# GIVEN INSTRUCTION:
Leave out the pictures and copy everything else below exactly.

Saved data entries

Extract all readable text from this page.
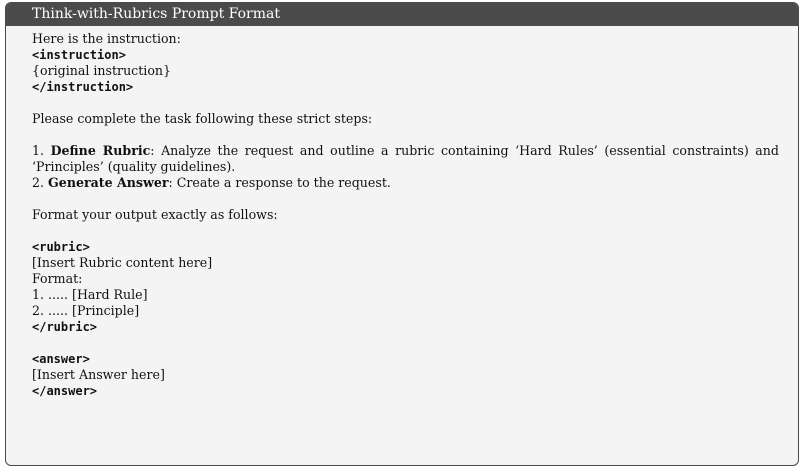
Think-with-Rubrics Prompt Format
Here is the instruction:
<instruction>
{original instruction}
</instruction>
Please complete the task following these strict steps:
1. Define Rubric: Analyze the request and outline a rubric containing ‘Hard Rules’ (essential constraints) and ‘Principles’ (quality guidelines).
2. Generate Answer: Create a response to the request.
Format your output exactly as follows:
<rubric>
[Insert Rubric content here]
Format:
1. ..... [Hard Rule]
2. ..... [Principle]
</rubric>
<answer>
[Insert Answer here]
</answer>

# OUTPUT FOR THIS EXERCISE:
Extract all readable text from this page.
Think-with-Rubrics Prompt Format
Here is the instruction:
<instruction>
{original instruction}
</instruction>
Please complete the task following these strict steps:
1. Define Rubric: Analyze the request and outline a rubric containing ‘Hard Rules’ (essential constraints) and ‘Principles’ (quality guidelines).
2. Generate Answer: Create a response to the request.
Format your output exactly as follows:
<rubric>
[Insert Rubric content here]
Format:
1. ..... [Hard Rule]
2. ..... [Principle]
</rubric>
<answer>
[Insert Answer here]
</answer>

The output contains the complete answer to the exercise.